**DATA EXTRACT**.
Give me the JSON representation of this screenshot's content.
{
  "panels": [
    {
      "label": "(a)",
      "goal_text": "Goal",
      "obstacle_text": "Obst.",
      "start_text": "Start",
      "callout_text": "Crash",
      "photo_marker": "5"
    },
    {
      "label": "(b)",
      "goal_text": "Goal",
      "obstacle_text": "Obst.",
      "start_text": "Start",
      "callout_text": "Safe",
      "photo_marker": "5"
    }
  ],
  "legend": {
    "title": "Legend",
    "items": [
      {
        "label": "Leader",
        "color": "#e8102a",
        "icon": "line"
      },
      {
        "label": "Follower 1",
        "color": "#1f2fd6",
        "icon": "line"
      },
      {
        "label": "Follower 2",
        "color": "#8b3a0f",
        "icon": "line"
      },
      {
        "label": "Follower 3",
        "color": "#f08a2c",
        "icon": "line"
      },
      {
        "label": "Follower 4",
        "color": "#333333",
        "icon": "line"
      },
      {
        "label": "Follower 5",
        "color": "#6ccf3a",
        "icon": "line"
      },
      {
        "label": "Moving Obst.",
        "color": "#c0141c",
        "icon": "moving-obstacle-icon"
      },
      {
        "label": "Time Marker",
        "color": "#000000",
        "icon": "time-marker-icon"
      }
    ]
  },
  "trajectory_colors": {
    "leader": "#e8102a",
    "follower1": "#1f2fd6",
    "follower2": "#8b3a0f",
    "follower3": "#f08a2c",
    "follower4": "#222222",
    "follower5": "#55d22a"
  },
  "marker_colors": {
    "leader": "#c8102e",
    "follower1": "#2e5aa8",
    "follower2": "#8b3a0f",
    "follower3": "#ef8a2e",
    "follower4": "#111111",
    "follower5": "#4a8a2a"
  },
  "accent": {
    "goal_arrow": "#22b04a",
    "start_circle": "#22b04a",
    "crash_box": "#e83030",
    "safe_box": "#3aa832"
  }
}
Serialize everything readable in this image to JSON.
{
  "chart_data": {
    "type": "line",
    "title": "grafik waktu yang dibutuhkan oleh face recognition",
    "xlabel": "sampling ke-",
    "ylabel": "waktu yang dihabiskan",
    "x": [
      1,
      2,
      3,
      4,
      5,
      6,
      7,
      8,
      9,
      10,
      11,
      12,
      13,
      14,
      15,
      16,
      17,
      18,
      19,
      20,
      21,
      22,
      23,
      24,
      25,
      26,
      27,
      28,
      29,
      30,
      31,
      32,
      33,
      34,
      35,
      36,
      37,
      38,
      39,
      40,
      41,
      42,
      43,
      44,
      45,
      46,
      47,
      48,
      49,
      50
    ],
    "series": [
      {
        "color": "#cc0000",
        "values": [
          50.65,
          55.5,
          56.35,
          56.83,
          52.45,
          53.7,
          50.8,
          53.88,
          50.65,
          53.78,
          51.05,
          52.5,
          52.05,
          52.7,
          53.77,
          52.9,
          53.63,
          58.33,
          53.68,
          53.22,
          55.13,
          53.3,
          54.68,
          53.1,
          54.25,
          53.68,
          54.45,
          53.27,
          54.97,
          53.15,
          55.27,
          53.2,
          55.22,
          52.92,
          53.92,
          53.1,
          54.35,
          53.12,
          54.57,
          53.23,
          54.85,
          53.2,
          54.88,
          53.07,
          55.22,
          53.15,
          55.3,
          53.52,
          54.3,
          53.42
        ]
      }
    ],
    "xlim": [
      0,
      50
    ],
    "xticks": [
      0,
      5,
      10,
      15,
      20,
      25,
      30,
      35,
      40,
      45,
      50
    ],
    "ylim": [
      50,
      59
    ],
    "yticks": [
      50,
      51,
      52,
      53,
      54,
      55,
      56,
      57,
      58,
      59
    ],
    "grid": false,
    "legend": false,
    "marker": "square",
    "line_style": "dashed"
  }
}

**EXERCISE**. Go through the records and gather the lines that hold "title".

**COMPLETED EXERCISE**.
    "title": "Legend",
    "title": "grafik waktu yang dibutuhkan oleh face recognition",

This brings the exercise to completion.